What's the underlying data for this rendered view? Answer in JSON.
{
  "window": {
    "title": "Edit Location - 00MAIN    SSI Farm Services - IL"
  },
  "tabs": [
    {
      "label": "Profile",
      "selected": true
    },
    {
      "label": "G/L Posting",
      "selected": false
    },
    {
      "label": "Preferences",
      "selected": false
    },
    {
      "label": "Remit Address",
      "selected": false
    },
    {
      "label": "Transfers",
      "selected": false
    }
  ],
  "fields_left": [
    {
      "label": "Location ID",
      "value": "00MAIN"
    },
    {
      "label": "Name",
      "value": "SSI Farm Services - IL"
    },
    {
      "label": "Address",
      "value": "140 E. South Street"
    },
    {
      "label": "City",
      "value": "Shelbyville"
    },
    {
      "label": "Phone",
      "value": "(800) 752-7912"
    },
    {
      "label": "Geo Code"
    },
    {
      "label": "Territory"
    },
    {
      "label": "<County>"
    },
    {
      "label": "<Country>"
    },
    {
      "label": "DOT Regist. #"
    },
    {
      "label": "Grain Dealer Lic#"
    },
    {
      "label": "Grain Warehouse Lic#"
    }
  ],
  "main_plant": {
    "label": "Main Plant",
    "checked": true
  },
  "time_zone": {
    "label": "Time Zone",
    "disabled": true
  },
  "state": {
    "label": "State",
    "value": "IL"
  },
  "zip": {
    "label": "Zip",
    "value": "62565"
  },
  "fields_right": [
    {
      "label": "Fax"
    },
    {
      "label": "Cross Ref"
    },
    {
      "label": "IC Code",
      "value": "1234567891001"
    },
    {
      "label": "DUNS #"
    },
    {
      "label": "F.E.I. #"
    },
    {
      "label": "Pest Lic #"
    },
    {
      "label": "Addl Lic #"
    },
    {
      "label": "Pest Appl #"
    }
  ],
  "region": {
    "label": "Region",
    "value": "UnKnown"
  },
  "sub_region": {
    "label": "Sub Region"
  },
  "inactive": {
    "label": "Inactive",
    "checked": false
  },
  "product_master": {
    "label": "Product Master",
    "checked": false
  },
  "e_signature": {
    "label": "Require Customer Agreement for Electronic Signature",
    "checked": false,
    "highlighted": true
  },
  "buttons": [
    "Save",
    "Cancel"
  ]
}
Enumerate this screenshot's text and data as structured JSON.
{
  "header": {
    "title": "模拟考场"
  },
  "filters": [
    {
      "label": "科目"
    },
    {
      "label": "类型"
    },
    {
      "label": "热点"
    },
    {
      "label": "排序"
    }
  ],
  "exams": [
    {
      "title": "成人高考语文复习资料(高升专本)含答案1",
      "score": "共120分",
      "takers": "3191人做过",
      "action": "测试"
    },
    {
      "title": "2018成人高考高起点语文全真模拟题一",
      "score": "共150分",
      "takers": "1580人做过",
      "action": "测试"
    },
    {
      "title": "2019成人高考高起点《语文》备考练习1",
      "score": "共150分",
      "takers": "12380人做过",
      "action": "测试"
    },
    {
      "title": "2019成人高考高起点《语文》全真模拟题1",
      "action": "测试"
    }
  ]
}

--

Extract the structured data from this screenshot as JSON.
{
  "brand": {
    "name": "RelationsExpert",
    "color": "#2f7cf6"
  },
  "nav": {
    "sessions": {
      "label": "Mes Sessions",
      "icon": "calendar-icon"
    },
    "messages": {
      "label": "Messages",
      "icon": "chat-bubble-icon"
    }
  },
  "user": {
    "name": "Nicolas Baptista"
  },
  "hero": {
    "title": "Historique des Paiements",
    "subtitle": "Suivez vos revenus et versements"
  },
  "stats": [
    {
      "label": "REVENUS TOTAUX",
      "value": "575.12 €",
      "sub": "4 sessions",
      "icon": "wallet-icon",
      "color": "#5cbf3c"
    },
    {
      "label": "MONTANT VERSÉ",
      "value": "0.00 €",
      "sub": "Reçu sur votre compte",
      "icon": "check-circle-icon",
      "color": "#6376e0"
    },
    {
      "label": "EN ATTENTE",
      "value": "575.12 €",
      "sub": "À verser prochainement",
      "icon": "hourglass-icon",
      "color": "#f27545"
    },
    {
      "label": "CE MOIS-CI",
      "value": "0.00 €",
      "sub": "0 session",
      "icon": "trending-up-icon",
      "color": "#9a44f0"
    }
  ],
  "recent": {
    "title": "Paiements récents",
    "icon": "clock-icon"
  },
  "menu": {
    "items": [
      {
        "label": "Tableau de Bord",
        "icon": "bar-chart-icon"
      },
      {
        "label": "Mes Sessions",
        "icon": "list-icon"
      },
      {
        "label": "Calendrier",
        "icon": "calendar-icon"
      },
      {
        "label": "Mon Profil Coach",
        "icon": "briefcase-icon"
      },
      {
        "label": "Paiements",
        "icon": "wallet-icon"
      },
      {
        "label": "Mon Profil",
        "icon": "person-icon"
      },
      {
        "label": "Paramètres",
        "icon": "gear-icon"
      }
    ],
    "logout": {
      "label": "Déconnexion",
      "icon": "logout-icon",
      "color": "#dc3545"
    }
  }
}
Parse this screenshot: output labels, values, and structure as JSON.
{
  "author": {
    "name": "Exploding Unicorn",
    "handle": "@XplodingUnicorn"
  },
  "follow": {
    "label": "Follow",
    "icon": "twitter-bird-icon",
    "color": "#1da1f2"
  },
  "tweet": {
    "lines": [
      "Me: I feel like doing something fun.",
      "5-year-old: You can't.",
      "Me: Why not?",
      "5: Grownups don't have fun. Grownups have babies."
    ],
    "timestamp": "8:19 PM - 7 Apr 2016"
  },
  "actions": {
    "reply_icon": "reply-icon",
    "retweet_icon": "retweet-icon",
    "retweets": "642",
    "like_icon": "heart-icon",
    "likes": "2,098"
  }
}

● **EXERCISE**: Go through the entries above and count the lines containing the word "screenshot"; give only that count.

● **THE RESULT**: 3